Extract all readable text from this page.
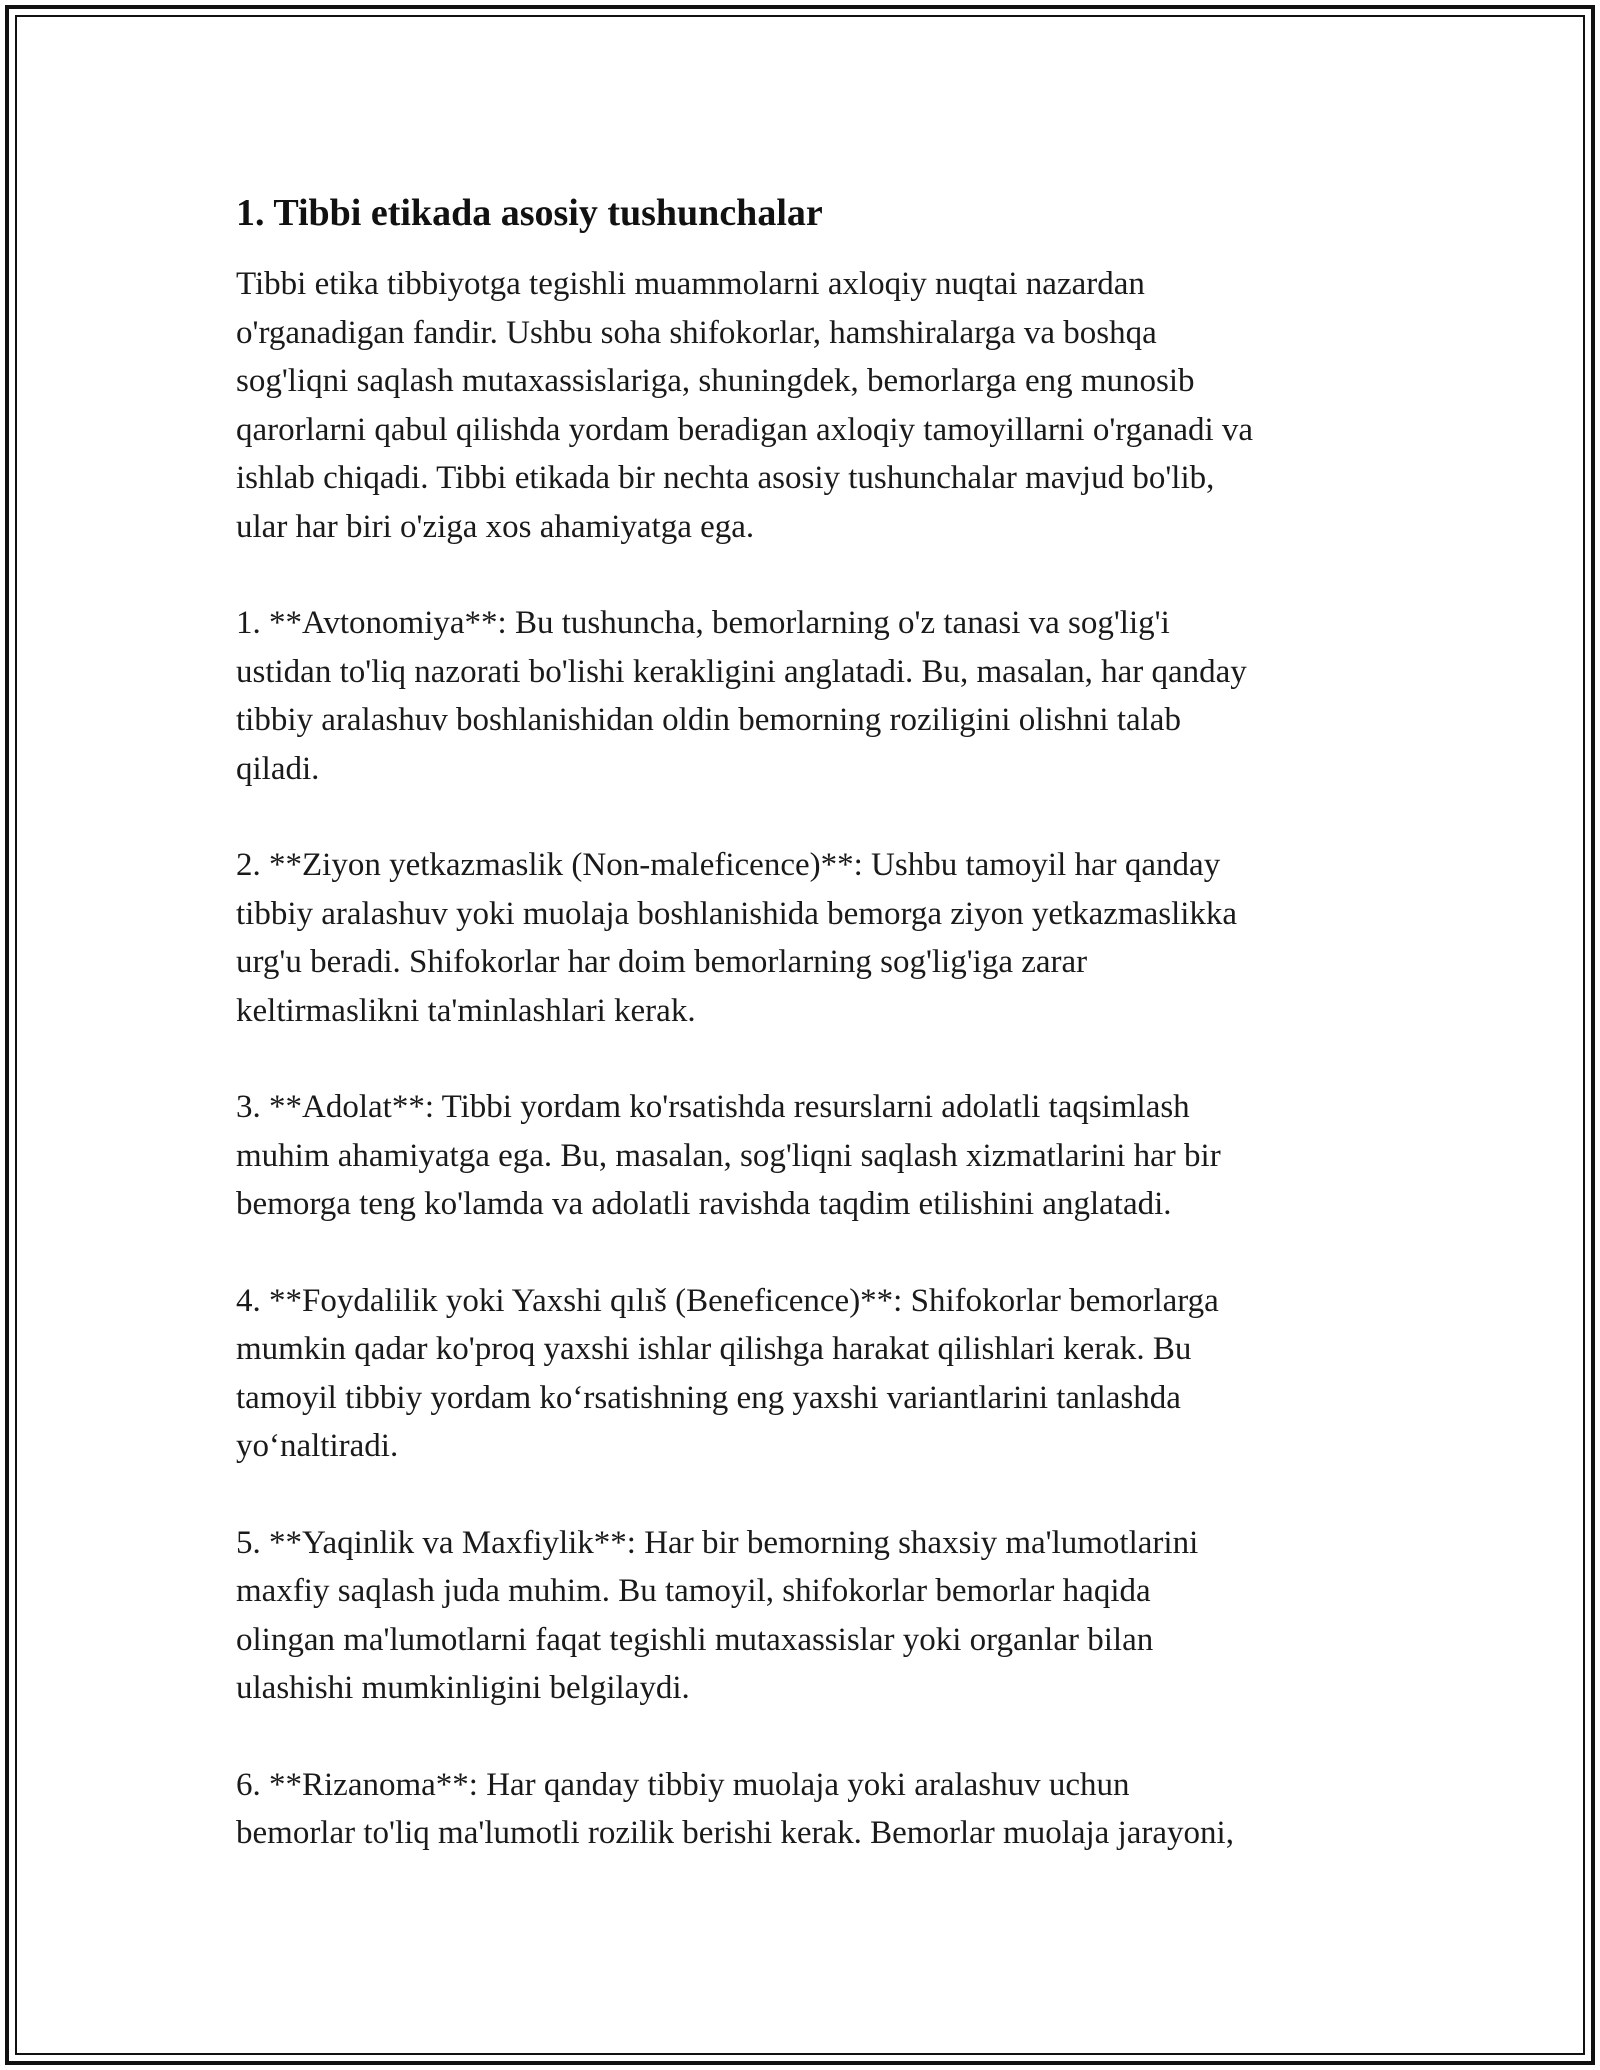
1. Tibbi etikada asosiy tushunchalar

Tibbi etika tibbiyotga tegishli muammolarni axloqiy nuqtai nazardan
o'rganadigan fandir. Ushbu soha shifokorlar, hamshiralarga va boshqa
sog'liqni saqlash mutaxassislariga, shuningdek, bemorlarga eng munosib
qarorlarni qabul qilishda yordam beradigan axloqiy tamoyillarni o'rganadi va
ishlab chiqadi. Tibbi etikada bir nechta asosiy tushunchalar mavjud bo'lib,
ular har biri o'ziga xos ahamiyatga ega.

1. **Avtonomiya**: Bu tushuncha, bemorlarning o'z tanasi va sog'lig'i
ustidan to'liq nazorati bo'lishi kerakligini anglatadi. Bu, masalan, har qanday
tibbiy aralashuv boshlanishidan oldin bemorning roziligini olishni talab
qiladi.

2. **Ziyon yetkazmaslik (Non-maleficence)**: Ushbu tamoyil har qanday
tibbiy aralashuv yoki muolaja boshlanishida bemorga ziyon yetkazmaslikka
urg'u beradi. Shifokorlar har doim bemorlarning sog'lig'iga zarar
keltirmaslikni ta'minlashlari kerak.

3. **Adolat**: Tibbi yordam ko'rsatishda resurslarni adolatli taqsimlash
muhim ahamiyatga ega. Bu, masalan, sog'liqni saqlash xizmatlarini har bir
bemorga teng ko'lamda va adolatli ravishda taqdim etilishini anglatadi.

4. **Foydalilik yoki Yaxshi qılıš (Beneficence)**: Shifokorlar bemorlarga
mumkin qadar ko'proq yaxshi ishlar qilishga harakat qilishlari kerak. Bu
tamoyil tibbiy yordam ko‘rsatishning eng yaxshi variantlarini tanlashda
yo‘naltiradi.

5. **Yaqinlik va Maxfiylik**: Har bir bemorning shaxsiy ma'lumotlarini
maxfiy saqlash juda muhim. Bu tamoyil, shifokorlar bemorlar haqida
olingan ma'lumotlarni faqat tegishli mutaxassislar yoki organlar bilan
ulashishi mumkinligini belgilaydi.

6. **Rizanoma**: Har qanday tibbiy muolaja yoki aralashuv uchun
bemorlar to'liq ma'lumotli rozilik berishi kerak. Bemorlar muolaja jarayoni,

EXERCISE » Leave out the pictures and reproduce the rest of the listing exactly.

WRITTEN RESPONSE »
Extract all readable text from this page.
1. Tibbi etikada asosiy tushunchalar

Tibbi etika tibbiyotga tegishli muammolarni axloqiy nuqtai nazardan
o'rganadigan fandir. Ushbu soha shifokorlar, hamshiralarga va boshqa
sog'liqni saqlash mutaxassislariga, shuningdek, bemorlarga eng munosib
qarorlarni qabul qilishda yordam beradigan axloqiy tamoyillarni o'rganadi va
ishlab chiqadi. Tibbi etikada bir nechta asosiy tushunchalar mavjud bo'lib,
ular har biri o'ziga xos ahamiyatga ega.

1. **Avtonomiya**: Bu tushuncha, bemorlarning o'z tanasi va sog'lig'i
ustidan to'liq nazorati bo'lishi kerakligini anglatadi. Bu, masalan, har qanday
tibbiy aralashuv boshlanishidan oldin bemorning roziligini olishni talab
qiladi.

2. **Ziyon yetkazmaslik (Non-maleficence)**: Ushbu tamoyil har qanday
tibbiy aralashuv yoki muolaja boshlanishida bemorga ziyon yetkazmaslikka
urg'u beradi. Shifokorlar har doim bemorlarning sog'lig'iga zarar
keltirmaslikni ta'minlashlari kerak.

3. **Adolat**: Tibbi yordam ko'rsatishda resurslarni adolatli taqsimlash
muhim ahamiyatga ega. Bu, masalan, sog'liqni saqlash xizmatlarini har bir
bemorga teng ko'lamda va adolatli ravishda taqdim etilishini anglatadi.

4. **Foydalilik yoki Yaxshi qılıš (Beneficence)**: Shifokorlar bemorlarga
mumkin qadar ko'proq yaxshi ishlar qilishga harakat qilishlari kerak. Bu
tamoyil tibbiy yordam ko‘rsatishning eng yaxshi variantlarini tanlashda
yo‘naltiradi.

5. **Yaqinlik va Maxfiylik**: Har bir bemorning shaxsiy ma'lumotlarini
maxfiy saqlash juda muhim. Bu tamoyil, shifokorlar bemorlar haqida
olingan ma'lumotlarni faqat tegishli mutaxassislar yoki organlar bilan
ulashishi mumkinligini belgilaydi.

6. **Rizanoma**: Har qanday tibbiy muolaja yoki aralashuv uchun
bemorlar to'liq ma'lumotli rozilik berishi kerak. Bemorlar muolaja jarayoni,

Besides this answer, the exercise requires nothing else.